Directive: Scan each line of the records for the word "laadun" and extract the ones that have it.

[Collected data entries]
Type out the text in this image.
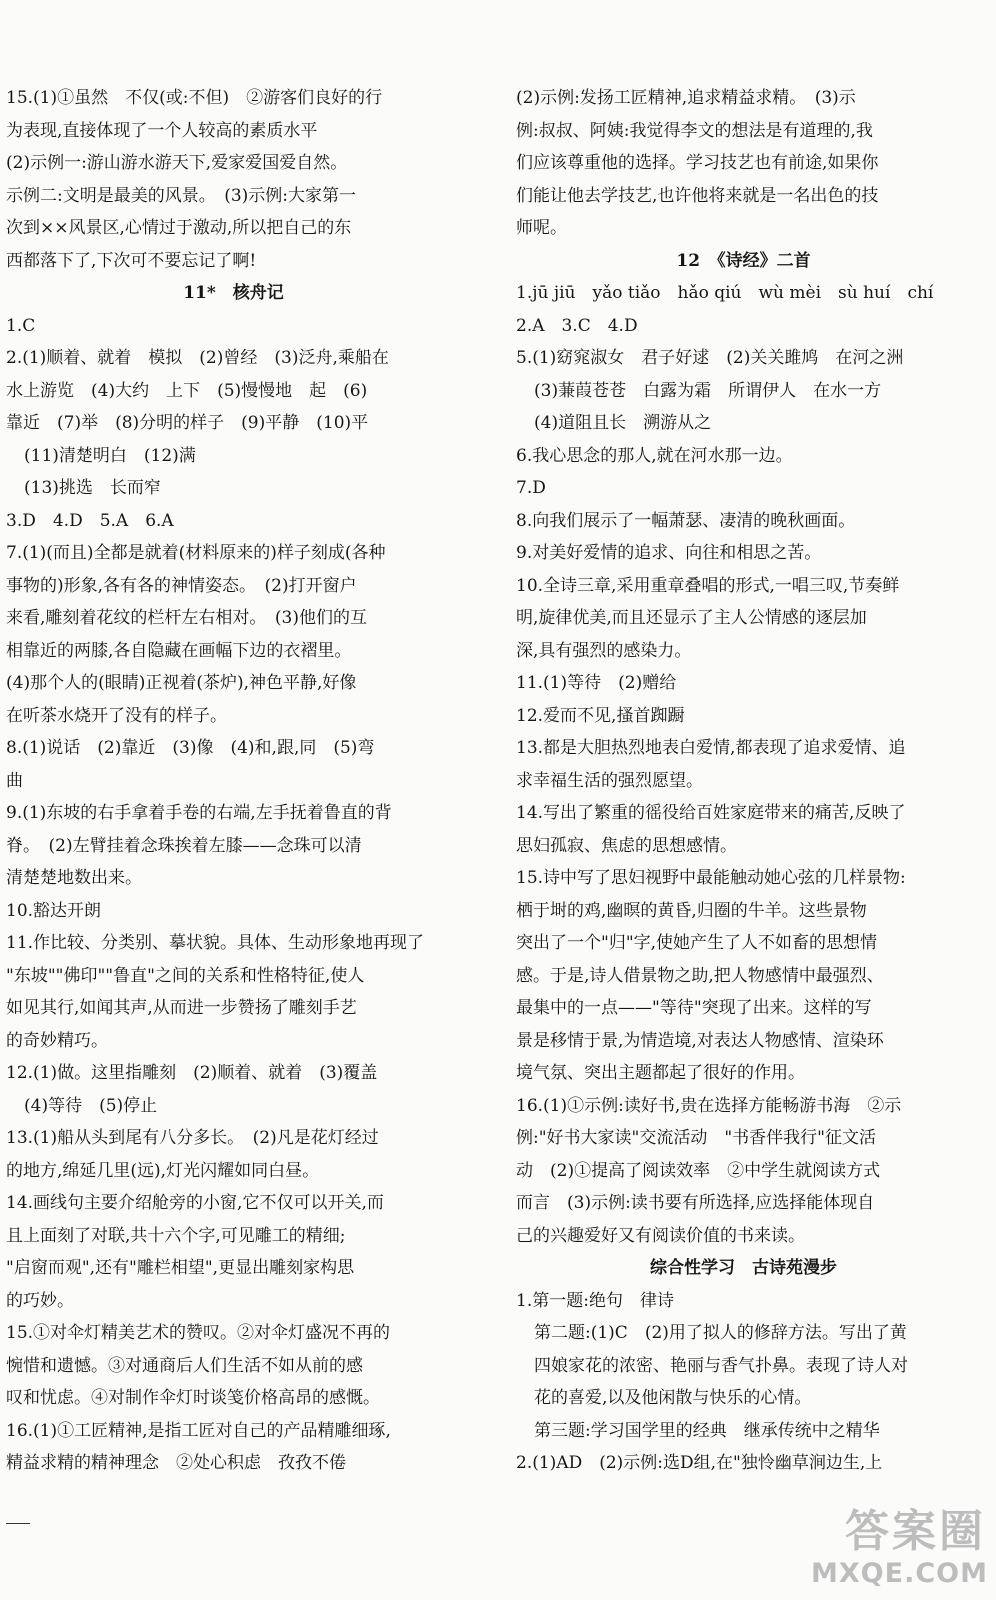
15.(1)①虽然　不仅(或:不但)　②游客们良好的行
为表现,直接体现了一个人较高的素质水平
(2)示例一:游山游水游天下,爱家爱国爱自然。
示例二:文明是最美的风景。　(3)示例:大家第一
次到××风景区,心情过于激动,所以把自己的东
西都落下了,下次可不要忘记了啊!
11*　核舟记
1.C
2.(1)顺着、就着　模拟　(2)曾经　(3)泛舟,乘船在
水上游览　(4)大约　上下　(5)慢慢地　起　(6)
靠近　(7)举　(8)分明的样子　(9)平静　(10)平
(11)清楚明白　(12)满
(13)挑选　长而窄
3.D　4.D　5.A　6.A
7.(1)(而且)全都是就着(材料原来的)样子刻成(各种
事物的)形象,各有各的神情姿态。　(2)打开窗户
来看,雕刻着花纹的栏杆左右相对。　(3)他们的互
相靠近的两膝,各自隐藏在画幅下边的衣褶里。
(4)那个人的(眼睛)正视着(茶炉),神色平静,好像
在听茶水烧开了没有的样子。
8.(1)说话　(2)靠近　(3)像　(4)和,跟,同　(5)弯
曲
9.(1)东坡的右手拿着手卷的右端,左手抚着鲁直的背
脊。　(2)左臂挂着念珠挨着左膝——念珠可以清
清楚楚地数出来。
10.豁达开朗
11.作比较、分类别、摹状貌。具体、生动形象地再现了
"东坡""佛印""鲁直"之间的关系和性格特征,使人
如见其行,如闻其声,从而进一步赞扬了雕刻手艺
的奇妙精巧。
12.(1)做。这里指雕刻　(2)顺着、就着　(3)覆盖
(4)等待　(5)停止
13.(1)船从头到尾有八分多长。　(2)凡是花灯经过
的地方,绵延几里(远),灯光闪耀如同白昼。
14.画线句主要介绍舱旁的小窗,它不仅可以开关,而
且上面刻了对联,共十六个字,可见雕工的精细;
"启窗而观",还有"雕栏相望",更显出雕刻家构思
的巧妙。
15.①对伞灯精美艺术的赞叹。②对伞灯盛况不再的
惋惜和遗憾。③对通商后人们生活不如从前的感
叹和忧虑。④对制作伞灯时谈笺价格高昂的感慨。
16.(1)①工匠精神,是指工匠对自己的产品精雕细琢,
精益求精的精神理念　②处心积虑　孜孜不倦
(2)示例:发扬工匠精神,追求精益求精。　(3)示
例:叔叔、阿姨:我觉得李文的想法是有道理的,我
们应该尊重他的选择。学习技艺也有前途,如果你
们能让他去学技艺,也许他将来就是一名出色的技
师呢。
12　《诗经》二首
1.jū jiū　yǎo tiǎo　hǎo qiú　wù mèi　sù huí　chí
2.A　3.C　4.D
5.(1)窈窕淑女　君子好逑　(2)关关雎鸠　在河之洲
(3)蒹葭苍苍　白露为霜　所谓伊人　在水一方
(4)道阻且长　溯游从之
6.我心思念的那人,就在河水那一边。
7.D
8.向我们展示了一幅萧瑟、凄清的晚秋画面。
9.对美好爱情的追求、向往和相思之苦。
10.全诗三章,采用重章叠唱的形式,一唱三叹,节奏鲜
明,旋律优美,而且还显示了主人公情感的逐层加
深,具有强烈的感染力。
11.(1)等待　(2)赠给
12.爱而不见,搔首踟蹰
13.都是大胆热烈地表白爱情,都表现了追求爱情、追
求幸福生活的强烈愿望。
14.写出了繁重的徭役给百姓家庭带来的痛苦,反映了
思妇孤寂、焦虑的思想感情。
15.诗中写了思妇视野中最能触动她心弦的几样景物:
栖于埘的鸡,幽暝的黄昏,归圈的牛羊。这些景物
突出了一个"归"字,使她产生了人不如畜的思想情
感。于是,诗人借景物之助,把人物感情中最强烈、
最集中的一点——"等待"突现了出来。这样的写
景是移情于景,为情造境,对表达人物感情、渲染环
境气氛、突出主题都起了很好的作用。
16.(1)①示例:读好书,贵在选择方能畅游书海　②示
例:"好书大家读"交流活动　"书香伴我行"征文活
动　(2)①提高了阅读效率　②中学生就阅读方式
而言　(3)示例:读书要有所选择,应选择能体现自
己的兴趣爱好又有阅读价值的书来读。
综合性学习　古诗苑漫步
1.第一题:绝句　律诗
第二题:(1)C　(2)用了拟人的修辞方法。写出了黄
四娘家花的浓密、艳丽与香气扑鼻。表现了诗人对
花的喜爱,以及他闲散与快乐的心情。
第三题:学习国学里的经典　继承传统中之精华
2.(1)AD　(2)示例:选D组,在"独怜幽草涧边生,上
答案圈
MXQE.COM
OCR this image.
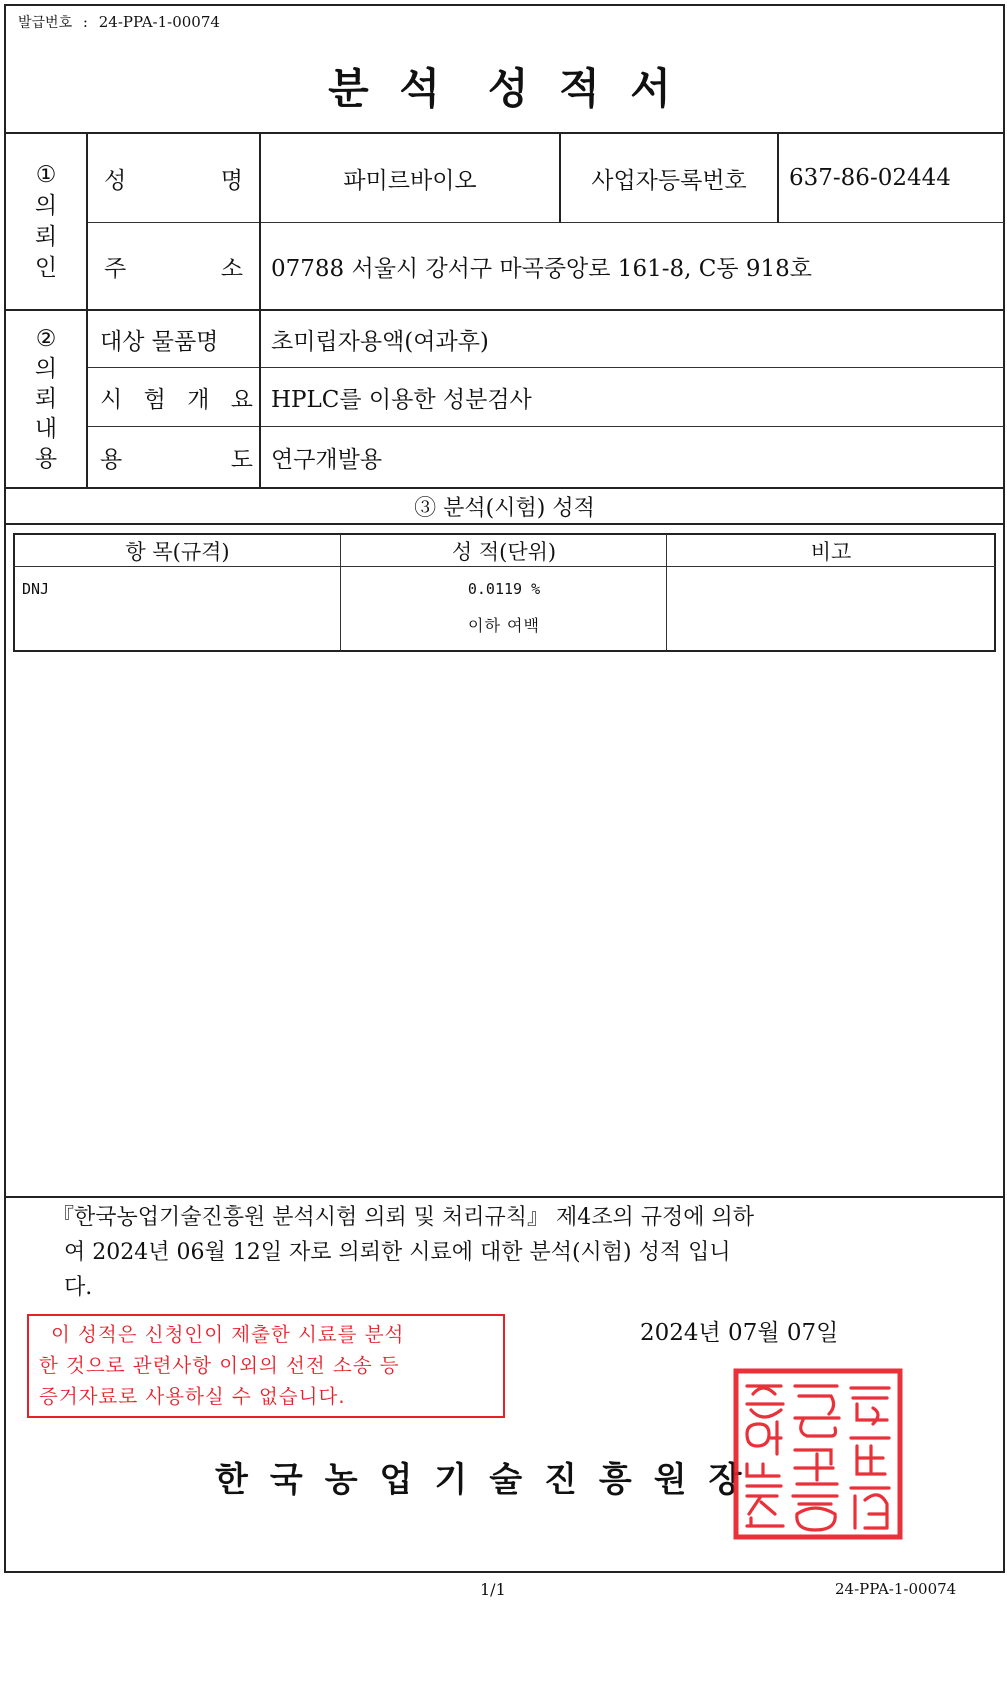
발급번호 : 24-PPA-1-00074
분 석 성 적 서
①
의
뢰
인
성	명	파미르바이오	사업자등록번호	637-86-02444
주	소	07788 서울시 강서구 마곡중앙로 161-8, C동 918호
②
의
뢰
내
용
대상 물품명	초미립자용액(여과후)
시 험 개 요 HPLC를 이용한 성분검사
용	도 연구개발용
③ 분석(시험) 성적
항 목(규격)	성 적(단위)	비고
DNJ	0.0119 %
이하 여백
『한국농업기술진흥원 분석시험 의뢰 및 처리규칙』 제4조의 규정에 의하
여 2024년 06월 12일 자로 의뢰한 시료에 대한 분석(시험) 성적 입니
다.
이 성적은 신청인이 제출한 시료를 분석
한 것으로 관련사항 이외의 선전 소송 등
증거자료로 사용하실 수 없습니다.
2024년 07월 07일
한국농업기술진흥원장
1/1	24-PPA-1-00074
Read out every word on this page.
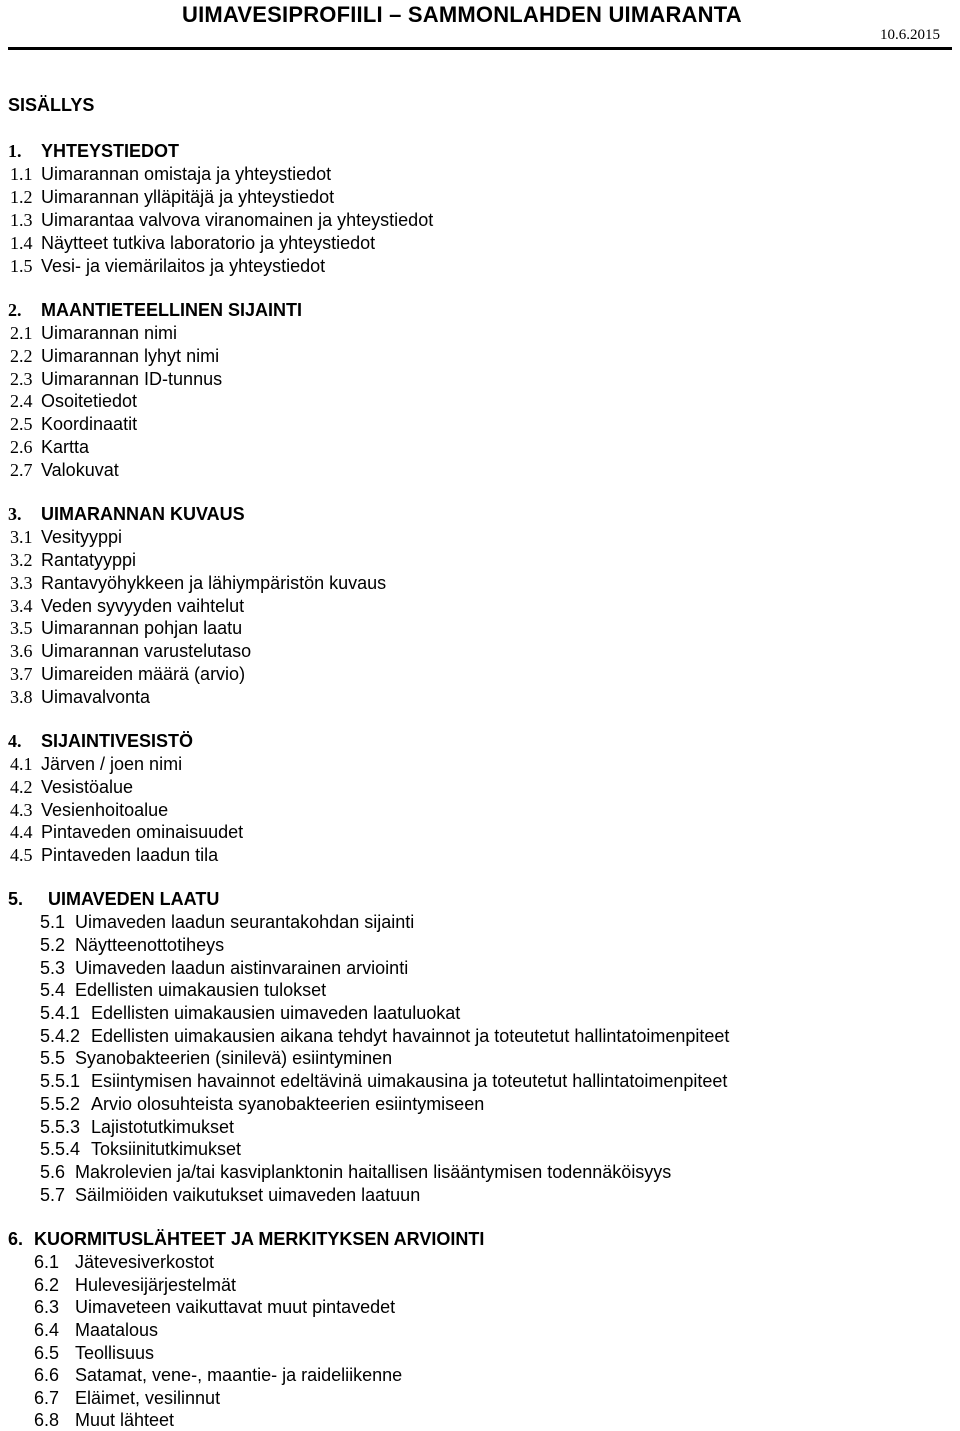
UIMAVESIPROFIILI – SAMMONLAHDEN UIMARANTA
10.6.2015
SISÄLLYS
1. YHTEYSTIEDOT
1.1 Uimarannan omistaja ja yhteystiedot
1.2 Uimarannan ylläpitäjä ja yhteystiedot
1.3 Uimarantaa valvova viranomainen ja yhteystiedot
1.4 Näytteet tutkiva laboratorio ja yhteystiedot
1.5 Vesi- ja viemärilaitos ja yhteystiedot
2. MAANTIETEELLINEN SIJAINTI
2.1 Uimarannan nimi
2.2 Uimarannan lyhyt nimi
2.3 Uimarannan ID-tunnus
2.4 Osoitetiedot
2.5 Koordinaatit
2.6 Kartta
2.7 Valokuvat
3. UIMARANNAN KUVAUS
3.1 Vesityyppi
3.2 Rantatyyppi
3.3 Rantavyöhykkeen ja lähiympäristön kuvaus
3.4 Veden syvyyden vaihtelut
3.5 Uimarannan pohjan laatu
3.6 Uimarannan varustelutaso
3.7 Uimareiden määrä (arvio)
3.8 Uimavalvonta
4. SIJAINTIVESISTÖ
4.1 Järven / joen nimi
4.2 Vesistöalue
4.3 Vesienhoitoalue
4.4 Pintaveden ominaisuudet
4.5 Pintaveden laadun tila
5. UIMAVEDEN LAATU
5.1 Uimaveden laadun seurantakohdan sijainti
5.2 Näytteenottotiheys
5.3 Uimaveden laadun aistinvarainen arviointi
5.4 Edellisten uimakausien tulokset
5.4.1 Edellisten uimakausien uimaveden laatuluokat
5.4.2 Edellisten uimakausien aikana tehdyt havainnot ja toteutetut hallintatoimenpiteet
5.5 Syanobakteerien (sinilevä) esiintyminen
5.5.1 Esiintymisen havainnot edeltävinä uimakausina ja toteutetut hallintatoimenpiteet
5.5.2 Arvio olosuhteista syanobakteerien esiintymiseen
5.5.3 Lajistotutkimukset
5.5.4 Toksiinitutkimukset
5.6 Makrolevien ja/tai kasviplanktonin haitallisen lisääntymisen todennäköisyys
5.7 Säilmiöiden vaikutukset uimaveden laatuun
6. KUORMITUSLÄHTEET JA MERKITYKSEN ARVIOINTI
6.1 Jätevesiverkostot
6.2 Hulevesijärjestelmät
6.3 Uimaveteen vaikuttavat muut pintavedet
6.4 Maatalous
6.5 Teollisuus
6.6 Satamat, vene-, maantie- ja raideliikenne
6.7 Eläimet, vesilinnut
6.8 Muut lähteet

Task result:
4.5 Pintaveden laadun tila
5.1 Uimaveden laadun seurantakohdan sijainti
5.3 Uimaveden laadun aistinvarainen arviointi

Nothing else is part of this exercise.